Written task: Lines holding the string "heating" are the ones to copy; find them all in the data.

Supplied material:
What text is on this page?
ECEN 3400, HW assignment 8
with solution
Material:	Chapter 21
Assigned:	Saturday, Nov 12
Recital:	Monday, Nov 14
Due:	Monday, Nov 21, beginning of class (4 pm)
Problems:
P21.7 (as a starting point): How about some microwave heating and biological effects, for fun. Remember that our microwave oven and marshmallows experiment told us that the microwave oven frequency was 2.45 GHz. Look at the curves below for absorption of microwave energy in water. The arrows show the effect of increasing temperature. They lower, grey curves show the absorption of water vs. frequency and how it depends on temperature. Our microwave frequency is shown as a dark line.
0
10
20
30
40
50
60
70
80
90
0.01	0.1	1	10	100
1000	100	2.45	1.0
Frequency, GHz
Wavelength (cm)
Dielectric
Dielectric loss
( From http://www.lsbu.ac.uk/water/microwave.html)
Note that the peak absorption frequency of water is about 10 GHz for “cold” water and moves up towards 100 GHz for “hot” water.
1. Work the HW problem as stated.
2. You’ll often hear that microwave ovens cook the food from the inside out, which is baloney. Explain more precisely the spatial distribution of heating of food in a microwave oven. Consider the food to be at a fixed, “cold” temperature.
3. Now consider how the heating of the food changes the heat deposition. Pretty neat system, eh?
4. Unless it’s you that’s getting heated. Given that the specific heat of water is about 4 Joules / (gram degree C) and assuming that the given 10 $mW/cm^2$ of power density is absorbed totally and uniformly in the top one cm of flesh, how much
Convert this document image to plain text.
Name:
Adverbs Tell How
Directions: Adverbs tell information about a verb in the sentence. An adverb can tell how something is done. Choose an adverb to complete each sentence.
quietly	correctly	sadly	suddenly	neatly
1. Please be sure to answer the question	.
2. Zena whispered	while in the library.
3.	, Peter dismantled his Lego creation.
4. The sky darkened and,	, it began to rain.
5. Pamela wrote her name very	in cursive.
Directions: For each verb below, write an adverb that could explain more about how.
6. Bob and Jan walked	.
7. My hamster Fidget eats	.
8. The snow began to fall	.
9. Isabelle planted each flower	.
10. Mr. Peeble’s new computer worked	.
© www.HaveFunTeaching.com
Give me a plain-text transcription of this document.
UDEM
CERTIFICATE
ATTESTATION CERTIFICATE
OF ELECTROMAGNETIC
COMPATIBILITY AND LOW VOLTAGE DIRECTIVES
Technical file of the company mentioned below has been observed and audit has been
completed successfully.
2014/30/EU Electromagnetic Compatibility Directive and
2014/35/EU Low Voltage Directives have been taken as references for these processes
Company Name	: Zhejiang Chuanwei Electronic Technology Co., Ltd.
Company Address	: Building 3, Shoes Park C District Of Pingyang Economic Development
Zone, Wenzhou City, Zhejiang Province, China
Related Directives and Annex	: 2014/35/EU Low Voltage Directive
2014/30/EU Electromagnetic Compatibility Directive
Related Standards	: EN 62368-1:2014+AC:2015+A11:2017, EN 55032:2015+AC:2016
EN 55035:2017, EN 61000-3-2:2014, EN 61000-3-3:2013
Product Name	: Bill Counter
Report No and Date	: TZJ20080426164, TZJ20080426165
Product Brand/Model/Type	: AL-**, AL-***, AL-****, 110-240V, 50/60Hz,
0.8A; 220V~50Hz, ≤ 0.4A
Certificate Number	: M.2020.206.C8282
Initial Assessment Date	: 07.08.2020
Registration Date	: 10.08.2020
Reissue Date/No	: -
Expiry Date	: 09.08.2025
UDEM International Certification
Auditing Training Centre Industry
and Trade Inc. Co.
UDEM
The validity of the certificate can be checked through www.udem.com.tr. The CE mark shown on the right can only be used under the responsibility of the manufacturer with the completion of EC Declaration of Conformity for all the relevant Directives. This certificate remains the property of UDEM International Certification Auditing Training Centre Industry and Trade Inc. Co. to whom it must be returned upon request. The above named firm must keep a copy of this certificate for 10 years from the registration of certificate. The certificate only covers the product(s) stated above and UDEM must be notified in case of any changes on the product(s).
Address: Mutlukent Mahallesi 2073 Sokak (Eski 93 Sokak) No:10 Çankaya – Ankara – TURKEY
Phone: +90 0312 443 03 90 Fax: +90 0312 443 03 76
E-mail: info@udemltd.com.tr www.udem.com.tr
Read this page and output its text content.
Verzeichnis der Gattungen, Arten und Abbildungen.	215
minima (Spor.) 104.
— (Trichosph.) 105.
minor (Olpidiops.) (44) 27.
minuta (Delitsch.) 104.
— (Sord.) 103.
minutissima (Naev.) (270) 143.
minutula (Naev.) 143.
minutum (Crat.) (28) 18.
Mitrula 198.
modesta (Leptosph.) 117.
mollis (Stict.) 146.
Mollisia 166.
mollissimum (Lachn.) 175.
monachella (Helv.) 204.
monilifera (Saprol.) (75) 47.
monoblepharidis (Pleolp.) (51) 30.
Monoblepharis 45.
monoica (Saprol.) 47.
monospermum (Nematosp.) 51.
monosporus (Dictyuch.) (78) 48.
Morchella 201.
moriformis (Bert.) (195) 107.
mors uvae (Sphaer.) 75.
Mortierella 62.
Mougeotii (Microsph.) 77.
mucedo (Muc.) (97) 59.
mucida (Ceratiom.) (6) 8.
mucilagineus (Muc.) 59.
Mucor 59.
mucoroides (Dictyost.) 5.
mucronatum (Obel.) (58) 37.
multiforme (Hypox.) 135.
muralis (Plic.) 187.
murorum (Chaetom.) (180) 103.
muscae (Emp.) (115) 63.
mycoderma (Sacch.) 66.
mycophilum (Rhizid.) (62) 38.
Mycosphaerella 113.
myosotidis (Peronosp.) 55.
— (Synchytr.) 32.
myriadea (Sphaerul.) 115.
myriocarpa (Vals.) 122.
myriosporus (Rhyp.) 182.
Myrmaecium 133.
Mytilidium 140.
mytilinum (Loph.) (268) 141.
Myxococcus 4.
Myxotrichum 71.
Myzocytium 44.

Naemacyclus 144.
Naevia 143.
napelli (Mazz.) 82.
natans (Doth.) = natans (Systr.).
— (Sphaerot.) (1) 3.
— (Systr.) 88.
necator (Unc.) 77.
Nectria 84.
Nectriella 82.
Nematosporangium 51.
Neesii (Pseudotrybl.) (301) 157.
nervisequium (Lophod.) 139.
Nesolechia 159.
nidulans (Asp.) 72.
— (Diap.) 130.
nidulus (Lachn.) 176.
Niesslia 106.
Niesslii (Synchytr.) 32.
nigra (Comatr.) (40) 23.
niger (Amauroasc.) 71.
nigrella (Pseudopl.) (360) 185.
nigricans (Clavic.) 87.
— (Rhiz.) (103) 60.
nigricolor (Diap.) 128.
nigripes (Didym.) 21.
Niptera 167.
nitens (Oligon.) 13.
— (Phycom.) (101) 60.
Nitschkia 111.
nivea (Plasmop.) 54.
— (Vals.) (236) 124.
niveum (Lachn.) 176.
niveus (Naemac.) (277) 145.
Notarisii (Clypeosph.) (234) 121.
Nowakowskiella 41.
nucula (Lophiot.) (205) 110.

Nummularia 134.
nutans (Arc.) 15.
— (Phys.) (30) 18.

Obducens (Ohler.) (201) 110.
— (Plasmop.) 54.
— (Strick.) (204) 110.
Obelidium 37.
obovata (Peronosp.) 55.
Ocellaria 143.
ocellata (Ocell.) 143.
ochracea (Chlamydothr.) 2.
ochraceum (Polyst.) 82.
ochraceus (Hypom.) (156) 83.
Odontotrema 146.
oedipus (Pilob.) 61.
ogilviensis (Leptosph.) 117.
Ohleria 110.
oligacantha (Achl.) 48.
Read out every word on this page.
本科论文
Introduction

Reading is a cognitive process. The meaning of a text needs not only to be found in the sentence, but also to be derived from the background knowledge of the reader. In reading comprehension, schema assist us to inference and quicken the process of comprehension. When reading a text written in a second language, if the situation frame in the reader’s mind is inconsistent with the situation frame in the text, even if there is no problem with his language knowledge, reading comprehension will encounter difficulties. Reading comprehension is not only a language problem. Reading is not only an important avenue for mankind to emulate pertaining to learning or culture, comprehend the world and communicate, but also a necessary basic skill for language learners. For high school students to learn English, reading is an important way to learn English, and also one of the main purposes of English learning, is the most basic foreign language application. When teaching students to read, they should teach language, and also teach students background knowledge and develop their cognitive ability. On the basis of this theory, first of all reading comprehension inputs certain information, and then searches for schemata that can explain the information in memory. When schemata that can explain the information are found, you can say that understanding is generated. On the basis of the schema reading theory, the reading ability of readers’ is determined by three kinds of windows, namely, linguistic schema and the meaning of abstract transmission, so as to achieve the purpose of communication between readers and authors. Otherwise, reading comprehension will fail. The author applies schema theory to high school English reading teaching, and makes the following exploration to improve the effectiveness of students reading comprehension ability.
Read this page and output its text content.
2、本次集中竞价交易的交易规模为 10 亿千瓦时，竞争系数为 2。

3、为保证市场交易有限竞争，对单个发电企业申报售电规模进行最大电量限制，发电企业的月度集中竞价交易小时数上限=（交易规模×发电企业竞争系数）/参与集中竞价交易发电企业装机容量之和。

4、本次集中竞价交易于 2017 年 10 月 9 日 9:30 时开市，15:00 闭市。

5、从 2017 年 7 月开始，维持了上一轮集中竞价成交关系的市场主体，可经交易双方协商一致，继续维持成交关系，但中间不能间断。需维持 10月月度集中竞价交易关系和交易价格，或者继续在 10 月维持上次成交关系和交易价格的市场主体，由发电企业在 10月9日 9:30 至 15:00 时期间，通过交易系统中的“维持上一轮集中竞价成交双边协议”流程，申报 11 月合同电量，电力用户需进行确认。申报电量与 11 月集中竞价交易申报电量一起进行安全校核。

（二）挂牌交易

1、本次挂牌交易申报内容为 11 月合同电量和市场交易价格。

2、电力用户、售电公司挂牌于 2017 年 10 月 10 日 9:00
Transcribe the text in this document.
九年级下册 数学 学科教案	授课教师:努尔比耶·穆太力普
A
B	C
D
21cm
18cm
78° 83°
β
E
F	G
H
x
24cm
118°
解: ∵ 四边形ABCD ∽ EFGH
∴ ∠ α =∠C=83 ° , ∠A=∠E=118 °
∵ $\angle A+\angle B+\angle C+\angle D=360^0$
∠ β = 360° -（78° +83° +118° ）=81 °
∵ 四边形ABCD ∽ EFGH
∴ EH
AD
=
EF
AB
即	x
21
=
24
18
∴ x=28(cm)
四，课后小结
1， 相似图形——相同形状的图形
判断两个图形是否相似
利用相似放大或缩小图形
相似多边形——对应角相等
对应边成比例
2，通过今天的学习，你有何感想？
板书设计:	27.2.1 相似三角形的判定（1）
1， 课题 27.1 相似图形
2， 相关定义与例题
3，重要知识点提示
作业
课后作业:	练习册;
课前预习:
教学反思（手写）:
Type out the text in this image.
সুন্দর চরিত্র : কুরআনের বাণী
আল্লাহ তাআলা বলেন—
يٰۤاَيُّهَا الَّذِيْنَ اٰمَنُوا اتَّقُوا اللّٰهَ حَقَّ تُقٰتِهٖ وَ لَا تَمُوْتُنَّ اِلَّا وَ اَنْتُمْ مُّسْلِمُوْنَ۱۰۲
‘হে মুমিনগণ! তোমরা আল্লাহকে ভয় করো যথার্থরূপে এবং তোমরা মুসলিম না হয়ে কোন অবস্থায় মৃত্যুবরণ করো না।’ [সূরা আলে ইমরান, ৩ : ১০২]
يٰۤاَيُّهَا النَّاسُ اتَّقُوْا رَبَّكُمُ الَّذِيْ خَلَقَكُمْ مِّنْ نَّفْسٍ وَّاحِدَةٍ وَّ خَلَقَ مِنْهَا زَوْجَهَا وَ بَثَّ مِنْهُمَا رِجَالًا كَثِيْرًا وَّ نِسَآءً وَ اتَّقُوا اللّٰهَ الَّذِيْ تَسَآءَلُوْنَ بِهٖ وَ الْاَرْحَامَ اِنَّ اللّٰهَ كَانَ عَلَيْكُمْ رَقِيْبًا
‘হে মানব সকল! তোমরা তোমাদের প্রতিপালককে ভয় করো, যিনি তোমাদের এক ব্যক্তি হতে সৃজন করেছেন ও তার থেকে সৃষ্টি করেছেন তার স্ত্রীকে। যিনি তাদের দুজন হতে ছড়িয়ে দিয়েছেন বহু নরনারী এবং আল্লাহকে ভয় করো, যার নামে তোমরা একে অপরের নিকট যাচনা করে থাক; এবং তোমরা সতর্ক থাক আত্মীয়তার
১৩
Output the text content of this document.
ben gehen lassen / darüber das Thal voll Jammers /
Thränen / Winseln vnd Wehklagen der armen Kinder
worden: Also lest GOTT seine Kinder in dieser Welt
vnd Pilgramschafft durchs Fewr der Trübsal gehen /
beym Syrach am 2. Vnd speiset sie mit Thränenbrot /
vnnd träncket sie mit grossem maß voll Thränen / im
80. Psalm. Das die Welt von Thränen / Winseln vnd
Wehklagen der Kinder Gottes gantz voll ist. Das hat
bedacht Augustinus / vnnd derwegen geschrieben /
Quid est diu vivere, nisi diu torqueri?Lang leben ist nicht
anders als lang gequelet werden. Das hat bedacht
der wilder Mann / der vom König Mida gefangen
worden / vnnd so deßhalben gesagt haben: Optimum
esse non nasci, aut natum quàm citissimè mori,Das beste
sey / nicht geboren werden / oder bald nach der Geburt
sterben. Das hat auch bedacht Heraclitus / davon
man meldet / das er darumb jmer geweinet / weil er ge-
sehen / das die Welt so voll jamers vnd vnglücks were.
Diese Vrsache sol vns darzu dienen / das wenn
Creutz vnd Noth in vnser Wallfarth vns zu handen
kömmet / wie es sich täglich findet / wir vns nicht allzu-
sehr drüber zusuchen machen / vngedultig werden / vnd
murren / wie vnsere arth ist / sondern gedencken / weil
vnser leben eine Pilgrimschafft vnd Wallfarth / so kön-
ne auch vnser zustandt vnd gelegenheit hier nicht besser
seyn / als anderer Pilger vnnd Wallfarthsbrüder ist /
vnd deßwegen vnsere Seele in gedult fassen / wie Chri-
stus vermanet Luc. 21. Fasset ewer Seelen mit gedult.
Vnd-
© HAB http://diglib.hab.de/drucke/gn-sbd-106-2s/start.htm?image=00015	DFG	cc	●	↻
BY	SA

Task result:
P21.7 (as a starting point): How about some microwave heating and biological effects, for fun. Remember that our microwave oven and marshmallows experiment told us that the microwave oven frequency was 2.45 GHz. Look at the curves below for absorption of microwave energy in water. The arrows show the effect of increasing temperature. They lower, grey curves show the absorption of water vs. frequency and how it depends on temperature. Our microwave frequency is shown as a dark line.
2. You’ll often hear that microwave ovens cook the food from the inside out, which is baloney. Explain more precisely the spatial distribution of heating of food in a microwave oven. Consider the food to be at a fixed, “cold” temperature.
3. Now consider how the heating of the food changes the heat deposition. Pretty neat system, eh?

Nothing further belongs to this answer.